**The problem**
Repeat every record below exactly as written.

——————

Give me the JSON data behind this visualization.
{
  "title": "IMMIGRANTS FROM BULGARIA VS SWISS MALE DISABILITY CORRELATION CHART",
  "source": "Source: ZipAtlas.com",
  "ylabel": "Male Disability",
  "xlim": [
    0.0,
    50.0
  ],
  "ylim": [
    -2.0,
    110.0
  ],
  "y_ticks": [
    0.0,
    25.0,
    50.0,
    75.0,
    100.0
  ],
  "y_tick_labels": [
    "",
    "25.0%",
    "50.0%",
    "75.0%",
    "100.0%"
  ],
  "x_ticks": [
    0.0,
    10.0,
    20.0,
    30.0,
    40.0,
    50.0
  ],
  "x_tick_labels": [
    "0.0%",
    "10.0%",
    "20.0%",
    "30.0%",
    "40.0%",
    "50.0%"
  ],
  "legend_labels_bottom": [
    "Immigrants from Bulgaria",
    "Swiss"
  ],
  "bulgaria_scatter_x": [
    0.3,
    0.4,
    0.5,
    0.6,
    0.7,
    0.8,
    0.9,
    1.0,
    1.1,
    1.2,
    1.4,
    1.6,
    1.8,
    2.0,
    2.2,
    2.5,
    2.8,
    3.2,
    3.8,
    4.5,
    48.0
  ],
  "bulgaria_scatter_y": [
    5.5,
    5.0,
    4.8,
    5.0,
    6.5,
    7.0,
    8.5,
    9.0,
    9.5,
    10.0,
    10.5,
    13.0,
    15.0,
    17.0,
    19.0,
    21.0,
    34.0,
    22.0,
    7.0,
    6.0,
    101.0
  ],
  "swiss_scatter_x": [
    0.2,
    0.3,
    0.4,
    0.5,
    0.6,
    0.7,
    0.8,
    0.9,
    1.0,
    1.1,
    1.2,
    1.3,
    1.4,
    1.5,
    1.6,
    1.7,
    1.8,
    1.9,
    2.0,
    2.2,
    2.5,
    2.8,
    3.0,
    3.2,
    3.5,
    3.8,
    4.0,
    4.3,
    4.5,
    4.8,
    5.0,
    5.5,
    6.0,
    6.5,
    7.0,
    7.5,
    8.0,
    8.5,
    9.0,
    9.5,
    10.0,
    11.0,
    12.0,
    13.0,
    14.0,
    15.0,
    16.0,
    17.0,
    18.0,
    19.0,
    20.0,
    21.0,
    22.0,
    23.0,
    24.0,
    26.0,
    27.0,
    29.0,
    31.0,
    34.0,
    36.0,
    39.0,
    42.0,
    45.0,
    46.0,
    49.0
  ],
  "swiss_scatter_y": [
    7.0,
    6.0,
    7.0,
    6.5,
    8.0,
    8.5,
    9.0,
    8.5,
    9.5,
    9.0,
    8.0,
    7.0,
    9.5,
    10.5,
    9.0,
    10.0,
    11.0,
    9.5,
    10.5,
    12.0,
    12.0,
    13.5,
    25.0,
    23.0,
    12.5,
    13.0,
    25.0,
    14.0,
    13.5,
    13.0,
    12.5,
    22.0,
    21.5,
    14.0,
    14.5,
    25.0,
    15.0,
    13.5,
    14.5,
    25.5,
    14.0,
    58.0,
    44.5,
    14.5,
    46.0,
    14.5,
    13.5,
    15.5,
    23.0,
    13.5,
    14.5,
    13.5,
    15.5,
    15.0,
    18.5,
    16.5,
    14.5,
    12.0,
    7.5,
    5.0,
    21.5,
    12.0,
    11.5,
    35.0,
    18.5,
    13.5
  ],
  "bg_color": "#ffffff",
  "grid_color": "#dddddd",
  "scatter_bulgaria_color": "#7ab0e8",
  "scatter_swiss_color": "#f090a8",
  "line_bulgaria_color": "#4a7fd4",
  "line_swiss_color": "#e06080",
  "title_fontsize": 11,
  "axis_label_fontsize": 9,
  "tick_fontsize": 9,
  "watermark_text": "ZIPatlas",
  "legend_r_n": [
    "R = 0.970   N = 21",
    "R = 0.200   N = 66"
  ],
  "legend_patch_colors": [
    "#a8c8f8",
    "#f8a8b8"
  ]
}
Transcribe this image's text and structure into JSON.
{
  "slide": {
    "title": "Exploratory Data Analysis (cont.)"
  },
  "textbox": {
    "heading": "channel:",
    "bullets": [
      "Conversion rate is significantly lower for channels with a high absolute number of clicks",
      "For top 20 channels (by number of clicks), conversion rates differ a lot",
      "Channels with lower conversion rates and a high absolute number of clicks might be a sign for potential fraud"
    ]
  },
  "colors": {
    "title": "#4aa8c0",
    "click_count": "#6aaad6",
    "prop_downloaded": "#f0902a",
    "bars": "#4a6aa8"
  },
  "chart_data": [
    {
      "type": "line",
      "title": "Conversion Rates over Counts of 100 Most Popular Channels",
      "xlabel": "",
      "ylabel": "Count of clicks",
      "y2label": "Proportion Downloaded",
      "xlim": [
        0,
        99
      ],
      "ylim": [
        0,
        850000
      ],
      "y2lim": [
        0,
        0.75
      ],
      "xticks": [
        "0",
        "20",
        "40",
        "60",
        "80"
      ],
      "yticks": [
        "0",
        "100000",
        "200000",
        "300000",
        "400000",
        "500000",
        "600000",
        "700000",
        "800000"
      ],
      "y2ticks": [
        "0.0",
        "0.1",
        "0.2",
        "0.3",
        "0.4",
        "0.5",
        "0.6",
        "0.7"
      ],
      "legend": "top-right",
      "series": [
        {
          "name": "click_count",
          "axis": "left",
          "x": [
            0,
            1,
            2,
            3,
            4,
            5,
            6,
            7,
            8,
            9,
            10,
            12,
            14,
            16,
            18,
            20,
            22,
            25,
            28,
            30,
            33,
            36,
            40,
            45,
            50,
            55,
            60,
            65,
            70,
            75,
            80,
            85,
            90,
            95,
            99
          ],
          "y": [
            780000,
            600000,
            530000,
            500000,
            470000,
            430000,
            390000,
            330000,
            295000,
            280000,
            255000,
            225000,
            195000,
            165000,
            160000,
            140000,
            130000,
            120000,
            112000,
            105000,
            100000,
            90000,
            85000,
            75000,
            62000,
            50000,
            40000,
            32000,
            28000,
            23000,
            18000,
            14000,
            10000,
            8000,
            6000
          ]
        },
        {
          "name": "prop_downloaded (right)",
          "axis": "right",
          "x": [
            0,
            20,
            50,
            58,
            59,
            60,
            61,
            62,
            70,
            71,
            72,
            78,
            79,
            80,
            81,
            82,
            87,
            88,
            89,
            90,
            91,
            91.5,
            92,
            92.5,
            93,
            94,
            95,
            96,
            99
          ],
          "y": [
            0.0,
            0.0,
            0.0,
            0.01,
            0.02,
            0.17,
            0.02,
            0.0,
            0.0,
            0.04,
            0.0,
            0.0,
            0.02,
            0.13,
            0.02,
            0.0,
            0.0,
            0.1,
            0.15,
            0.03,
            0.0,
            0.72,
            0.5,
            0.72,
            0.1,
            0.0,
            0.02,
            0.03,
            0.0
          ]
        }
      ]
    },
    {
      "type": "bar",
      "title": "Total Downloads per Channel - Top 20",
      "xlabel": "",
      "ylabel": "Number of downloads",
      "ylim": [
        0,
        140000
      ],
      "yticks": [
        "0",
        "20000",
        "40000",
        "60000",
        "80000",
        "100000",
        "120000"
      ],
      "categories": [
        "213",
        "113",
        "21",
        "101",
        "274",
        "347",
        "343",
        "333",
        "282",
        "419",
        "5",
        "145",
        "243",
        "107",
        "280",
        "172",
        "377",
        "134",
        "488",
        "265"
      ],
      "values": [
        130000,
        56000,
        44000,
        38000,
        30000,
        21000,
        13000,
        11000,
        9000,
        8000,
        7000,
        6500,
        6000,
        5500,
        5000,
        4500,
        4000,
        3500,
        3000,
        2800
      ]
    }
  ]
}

——————

**Reply to the task**
Give me the JSON data behind this visualization.
{
  "title": "IMMIGRANTS FROM BULGARIA VS SWISS MALE DISABILITY CORRELATION CHART",
  "source": "Source: ZipAtlas.com",
  "ylabel": "Male Disability",
  "xlim": [
    0.0,
    50.0
  ],
  "ylim": [
    -2.0,
    110.0
  ],
  "y_ticks": [
    0.0,
    25.0,
    50.0,
    75.0,
    100.0
  ],
  "y_tick_labels": [
    "",
    "25.0%",
    "50.0%",
    "75.0%",
    "100.0%"
  ],
  "x_ticks": [
    0.0,
    10.0,
    20.0,
    30.0,
    40.0,
    50.0
  ],
  "x_tick_labels": [
    "0.0%",
    "10.0%",
    "20.0%",
    "30.0%",
    "40.0%",
    "50.0%"
  ],
  "legend_labels_bottom": [
    "Immigrants from Bulgaria",
    "Swiss"
  ],
  "bulgaria_scatter_x": [
    0.3,
    0.4,
    0.5,
    0.6,
    0.7,
    0.8,
    0.9,
    1.0,
    1.1,
    1.2,
    1.4,
    1.6,
    1.8,
    2.0,
    2.2,
    2.5,
    2.8,
    3.2,
    3.8,
    4.5,
    48.0
  ],
  "bulgaria_scatter_y": [
    5.5,
    5.0,
    4.8,
    5.0,
    6.5,
    7.0,
    8.5,
    9.0,
    9.5,
    10.0,
    10.5,
    13.0,
    15.0,
    17.0,
    19.0,
    21.0,
    34.0,
    22.0,
    7.0,
    6.0,
    101.0
  ],
  "swiss_scatter_x": [
    0.2,
    0.3,
    0.4,
    0.5,
    0.6,
    0.7,
    0.8,
    0.9,
    1.0,
    1.1,
    1.2,
    1.3,
    1.4,
    1.5,
    1.6,
    1.7,
    1.8,
    1.9,
    2.0,
    2.2,
    2.5,
    2.8,
    3.0,
    3.2,
    3.5,
    3.8,
    4.0,
    4.3,
    4.5,
    4.8,
    5.0,
    5.5,
    6.0,
    6.5,
    7.0,
    7.5,
    8.0,
    8.5,
    9.0,
    9.5,
    10.0,
    11.0,
    12.0,
    13.0,
    14.0,
    15.0,
    16.0,
    17.0,
    18.0,
    19.0,
    20.0,
    21.0,
    22.0,
    23.0,
    24.0,
    26.0,
    27.0,
    29.0,
    31.0,
    34.0,
    36.0,
    39.0,
    42.0,
    45.0,
    46.0,
    49.0
  ],
  "swiss_scatter_y": [
    7.0,
    6.0,
    7.0,
    6.5,
    8.0,
    8.5,
    9.0,
    8.5,
    9.5,
    9.0,
    8.0,
    7.0,
    9.5,
    10.5,
    9.0,
    10.0,
    11.0,
    9.5,
    10.5,
    12.0,
    12.0,
    13.5,
    25.0,
    23.0,
    12.5,
    13.0,
    25.0,
    14.0,
    13.5,
    13.0,
    12.5,
    22.0,
    21.5,
    14.0,
    14.5,
    25.0,
    15.0,
    13.5,
    14.5,
    25.5,
    14.0,
    58.0,
    44.5,
    14.5,
    46.0,
    14.5,
    13.5,
    15.5,
    23.0,
    13.5,
    14.5,
    13.5,
    15.5,
    15.0,
    18.5,
    16.5,
    14.5,
    12.0,
    7.5,
    5.0,
    21.5,
    12.0,
    11.5,
    35.0,
    18.5,
    13.5
  ],
  "bg_color": "#ffffff",
  "grid_color": "#dddddd",
  "scatter_bulgaria_color": "#7ab0e8",
  "scatter_swiss_color": "#f090a8",
  "line_bulgaria_color": "#4a7fd4",
  "line_swiss_color": "#e06080",
  "title_fontsize": 11,
  "axis_label_fontsize": 9,
  "tick_fontsize": 9,
  "watermark_text": "ZIPatlas",
  "legend_r_n": [
    "R = 0.970   N = 21",
    "R = 0.200   N = 66"
  ],
  "legend_patch_colors": [
    "#a8c8f8",
    "#f8a8b8"
  ]
}
Transcribe this image's text and structure into JSON.
{
  "slide": {
    "title": "Exploratory Data Analysis (cont.)"
  },
  "textbox": {
    "heading": "channel:",
    "bullets": [
      "Conversion rate is significantly lower for channels with a high absolute number of clicks",
      "For top 20 channels (by number of clicks), conversion rates differ a lot",
      "Channels with lower conversion rates and a high absolute number of clicks might be a sign for potential fraud"
    ]
  },
  "colors": {
    "title": "#4aa8c0",
    "click_count": "#6aaad6",
    "prop_downloaded": "#f0902a",
    "bars": "#4a6aa8"
  },
  "chart_data": [
    {
      "type": "line",
      "title": "Conversion Rates over Counts of 100 Most Popular Channels",
      "xlabel": "",
      "ylabel": "Count of clicks",
      "y2label": "Proportion Downloaded",
      "xlim": [
        0,
        99
      ],
      "ylim": [
        0,
        850000
      ],
      "y2lim": [
        0,
        0.75
      ],
      "xticks": [
        "0",
        "20",
        "40",
        "60",
        "80"
      ],
      "yticks": [
        "0",
        "100000",
        "200000",
        "300000",
        "400000",
        "500000",
        "600000",
        "700000",
        "800000"
      ],
      "y2ticks": [
        "0.0",
        "0.1",
        "0.2",
        "0.3",
        "0.4",
        "0.5",
        "0.6",
        "0.7"
      ],
      "legend": "top-right",
      "series": [
        {
          "name": "click_count",
          "axis": "left",
          "x": [
            0,
            1,
            2,
            3,
            4,
            5,
            6,
            7,
            8,
            9,
            10,
            12,
            14,
            16,
            18,
            20,
            22,
            25,
            28,
            30,
            33,
            36,
            40,
            45,
            50,
            55,
            60,
            65,
            70,
            75,
            80,
            85,
            90,
            95,
            99
          ],
          "y": [
            780000,
            600000,
            530000,
            500000,
            470000,
            430000,
            390000,
            330000,
            295000,
            280000,
            255000,
            225000,
            195000,
            165000,
            160000,
            140000,
            130000,
            120000,
            112000,
            105000,
            100000,
            90000,
            85000,
            75000,
            62000,
            50000,
            40000,
            32000,
            28000,
            23000,
            18000,
            14000,
            10000,
            8000,
            6000
          ]
        },
        {
          "name": "prop_downloaded (right)",
          "axis": "right",
          "x": [
            0,
            20,
            50,
            58,
            59,
            60,
            61,
            62,
            70,
            71,
            72,
            78,
            79,
            80,
            81,
            82,
            87,
            88,
            89,
            90,
            91,
            91.5,
            92,
            92.5,
            93,
            94,
            95,
            96,
            99
          ],
          "y": [
            0.0,
            0.0,
            0.0,
            0.01,
            0.02,
            0.17,
            0.02,
            0.0,
            0.0,
            0.04,
            0.0,
            0.0,
            0.02,
            0.13,
            0.02,
            0.0,
            0.0,
            0.1,
            0.15,
            0.03,
            0.0,
            0.72,
            0.5,
            0.72,
            0.1,
            0.0,
            0.02,
            0.03,
            0.0
          ]
        }
      ]
    },
    {
      "type": "bar",
      "title": "Total Downloads per Channel - Top 20",
      "xlabel": "",
      "ylabel": "Number of downloads",
      "ylim": [
        0,
        140000
      ],
      "yticks": [
        "0",
        "20000",
        "40000",
        "60000",
        "80000",
        "100000",
        "120000"
      ],
      "categories": [
        "213",
        "113",
        "21",
        "101",
        "274",
        "347",
        "343",
        "333",
        "282",
        "419",
        "5",
        "145",
        "243",
        "107",
        "280",
        "172",
        "377",
        "134",
        "488",
        "265"
      ],
      "values": [
        130000,
        56000,
        44000,
        38000,
        30000,
        21000,
        13000,
        11000,
        9000,
        8000,
        7000,
        6500,
        6000,
        5500,
        5000,
        4500,
        4000,
        3500,
        3000,
        2800
      ]
    }
  ]
}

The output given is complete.